• WORK TO DO: Copy out each line exactly; pictures stay out of the copy.

[Figure record extracts]
┌──

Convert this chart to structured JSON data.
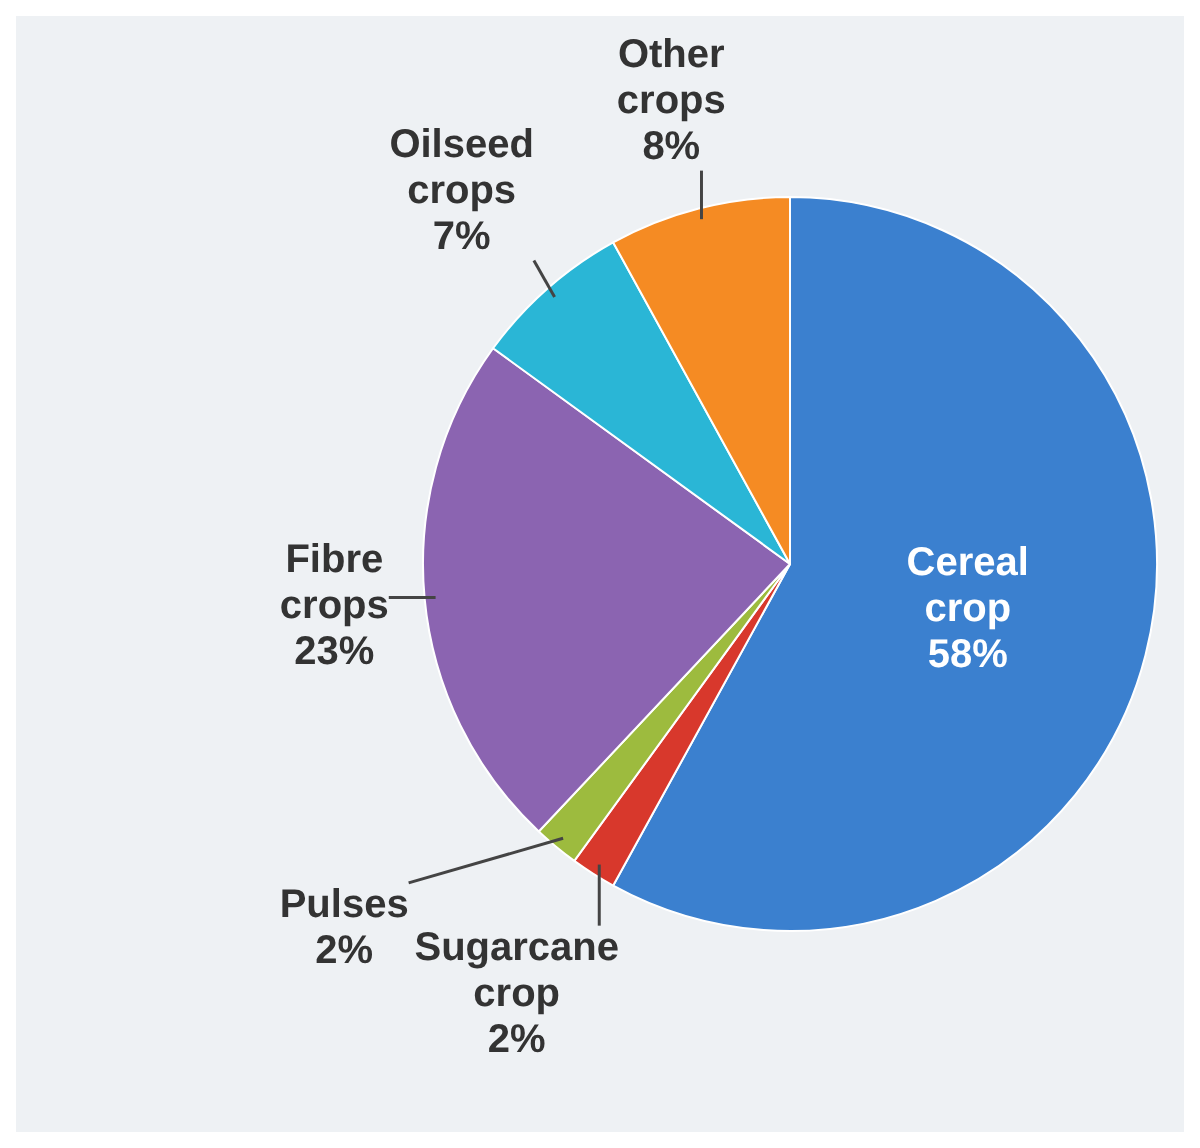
{
  "chart_data": {
    "type": "pie",
    "categories": [
      "Cereal crop",
      "Sugarcane crop",
      "Pulses",
      "Fibre crops",
      "Oilseed crops",
      "Other crops"
    ],
    "values": [
      58,
      2,
      2,
      23,
      7,
      8
    ],
    "colors": [
      "#3b80cf",
      "#d8382c",
      "#9dbb3e",
      "#8b64b1",
      "#2ab6d6",
      "#f58b23"
    ],
    "value_labels": [
      "58%",
      "2%",
      "2%",
      "23%",
      "7%",
      "8%"
    ],
    "legend": false
  }
}
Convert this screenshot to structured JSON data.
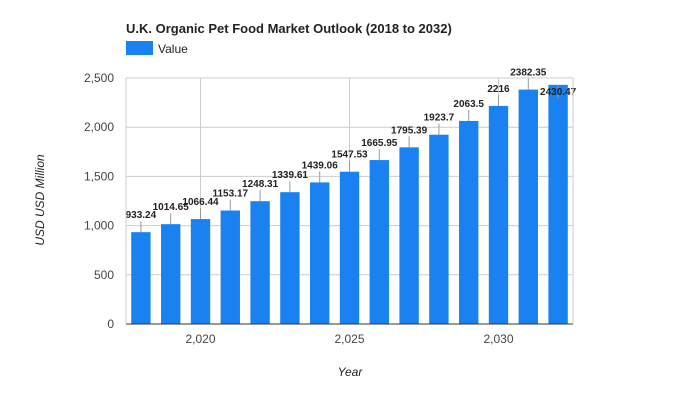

└──

• FINISHED TASK:
Convert this chart to structured JSON data.
{
  "chart_data": {
    "type": "pie",
    "categories": [
      "Cereal crop",
      "Sugarcane crop",
      "Pulses",
      "Fibre crops",
      "Oilseed crops",
      "Other crops"
    ],
    "values": [
      58,
      2,
      2,
      23,
      7,
      8
    ],
    "colors": [
      "#3b80cf",
      "#d8382c",
      "#9dbb3e",
      "#8b64b1",
      "#2ab6d6",
      "#f58b23"
    ],
    "value_labels": [
      "58%",
      "2%",
      "2%",
      "23%",
      "7%",
      "8%"
    ],
    "legend": false
  }
}
Convert this screenshot to structured JSON data.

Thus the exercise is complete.